====== Texto ======

¿Cómo no recordar los juegos de calle en mis años de la infancia cuando callejeando me encuentro de sopetón entre aquellos lugares donde rompía las medias suelas que de inmediato había que reponer, así como los remiendos en la culera de los pantalones llenos de parches?
Y con ello, la ocasión de rememorar aquellos saltos y escondites por los derribos de las viejas casas entre porrazos y arañazos y algún que otro roto, enganchada la ropa a una reja desvencijada y con medallas de sangre en la cabeza tras la batalla de piedras contra una “banda vecinal”.
Igualmente el juego tras una pelota de trapo en los solares y con alguna que otra gamberrada con las que finalizaban los días a la espera del siguiente, y que tras la salida del cole volveríamos al encuentro callejero donde disfrutar incansables.
Pero no todos eran juegos de correrías, pues también los de estrategia y con tintes de pericia ocupaban nuestro tiempo. Nos bastaba con acudir a la caja de hojalata encima de la mesa de camilla de nuestras madres y hacer acopio de botones para luego presumir de los que para cada uno eran los mejores.
El portero era el de gabardina: amplio y gibado; luego estaban los de chaqueta, siempre eficaces tanto para el ataque como en sus funciones defensivas. Y el de gabán, negro y de pasta que nos servía para impulsar a los botones rasgando cima de ellos, atinando al que hacia de balón: uno pequeño y regordete con el que se lograba el tanto metiéndolo entre las dos chapas reforzadas de plomo que formaban la portería.

====== Información registrada ======

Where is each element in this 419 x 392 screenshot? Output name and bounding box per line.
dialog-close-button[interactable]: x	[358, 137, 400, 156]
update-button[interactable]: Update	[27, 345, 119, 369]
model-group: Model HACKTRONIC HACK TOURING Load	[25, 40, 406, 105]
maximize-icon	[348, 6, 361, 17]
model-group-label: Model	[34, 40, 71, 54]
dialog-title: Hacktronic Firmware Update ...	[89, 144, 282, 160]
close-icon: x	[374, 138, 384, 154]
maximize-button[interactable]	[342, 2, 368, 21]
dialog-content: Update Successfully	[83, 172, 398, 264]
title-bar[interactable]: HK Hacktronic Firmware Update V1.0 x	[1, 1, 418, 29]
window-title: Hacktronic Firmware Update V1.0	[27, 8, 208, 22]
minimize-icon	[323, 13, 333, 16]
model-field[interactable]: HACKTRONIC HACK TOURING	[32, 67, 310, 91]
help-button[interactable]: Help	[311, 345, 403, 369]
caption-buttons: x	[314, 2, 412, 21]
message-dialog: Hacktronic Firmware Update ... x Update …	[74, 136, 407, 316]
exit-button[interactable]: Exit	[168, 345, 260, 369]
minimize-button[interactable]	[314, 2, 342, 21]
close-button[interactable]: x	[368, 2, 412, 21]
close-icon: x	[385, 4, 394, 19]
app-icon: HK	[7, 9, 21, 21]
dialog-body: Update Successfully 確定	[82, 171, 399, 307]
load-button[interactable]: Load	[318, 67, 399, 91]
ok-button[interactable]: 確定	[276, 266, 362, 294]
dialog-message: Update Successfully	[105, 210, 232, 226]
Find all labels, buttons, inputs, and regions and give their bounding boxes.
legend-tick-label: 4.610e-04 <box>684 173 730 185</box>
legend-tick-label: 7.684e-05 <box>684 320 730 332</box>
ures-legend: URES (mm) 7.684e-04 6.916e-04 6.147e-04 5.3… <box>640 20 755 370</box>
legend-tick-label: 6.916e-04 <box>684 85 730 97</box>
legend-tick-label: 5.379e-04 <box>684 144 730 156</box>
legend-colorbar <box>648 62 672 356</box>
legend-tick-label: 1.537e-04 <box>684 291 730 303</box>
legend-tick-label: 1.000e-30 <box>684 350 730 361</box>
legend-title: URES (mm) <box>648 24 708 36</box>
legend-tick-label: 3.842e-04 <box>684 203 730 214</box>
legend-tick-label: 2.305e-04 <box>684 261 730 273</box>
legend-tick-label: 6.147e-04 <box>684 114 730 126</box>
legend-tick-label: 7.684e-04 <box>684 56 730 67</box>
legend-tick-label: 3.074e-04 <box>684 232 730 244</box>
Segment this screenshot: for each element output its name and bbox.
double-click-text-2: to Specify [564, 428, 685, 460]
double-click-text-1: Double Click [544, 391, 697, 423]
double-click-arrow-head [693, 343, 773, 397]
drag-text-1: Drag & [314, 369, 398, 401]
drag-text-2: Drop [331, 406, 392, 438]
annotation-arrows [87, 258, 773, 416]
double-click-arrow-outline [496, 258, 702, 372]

======

> _Lista de tareas_
A – Según el texto sobre los juegos de infancia, ¿qué botón hacía de portero?
B – Prosigue el texto sobre los juegos de infancia desde su última frase.
Las filas no tienen ningún papel en esto.

> _Respuestas_
A – El portero era el botón de gabardina, amplio y gibado.

B –
No era la acera de mi calle, ruda por sus losetas, con canalillos entre ellas, el mejor sitio donde emplazar el juego. ¡Ni falta qué nos hacía! Porque a lo largo de ella existían unas claraboyas de cemento satinado en las que embutidos unos ojos de cristal, daban luz a los sótanos, y sobre las que con un trozo de tiza marcábamos las líneas del campo necesarias para el juego, donde situar a nuestros botones que se deslizaban veloces.
Y todo me ha venido al recuerdo al encontrarme paseando por mi calle de infancia en la que sus viejos solares navegan por mi mente, mientras al caminar por las aceras de mis juegos, hoy amplias y lustrosas tras el plan E de rehabilitación llevado a cabo, me lleno de nostalgia.
Pues al buscar y no encontrar las claraboyas cubiertas por losas de moderno diseño, veo zozobrado que lo poco que nos quedaba de aquellos años de juegos ha desaparecido para siempre.
Y es cuando me pregunto el por qué nos tienen que quitar lo poquito de aquello, que como tantas y tantas otras cosas se pierden en el tiempo.
Julio Cob Tortajada
Colaborador de esta Web en la sección «Mi Bloc de notas»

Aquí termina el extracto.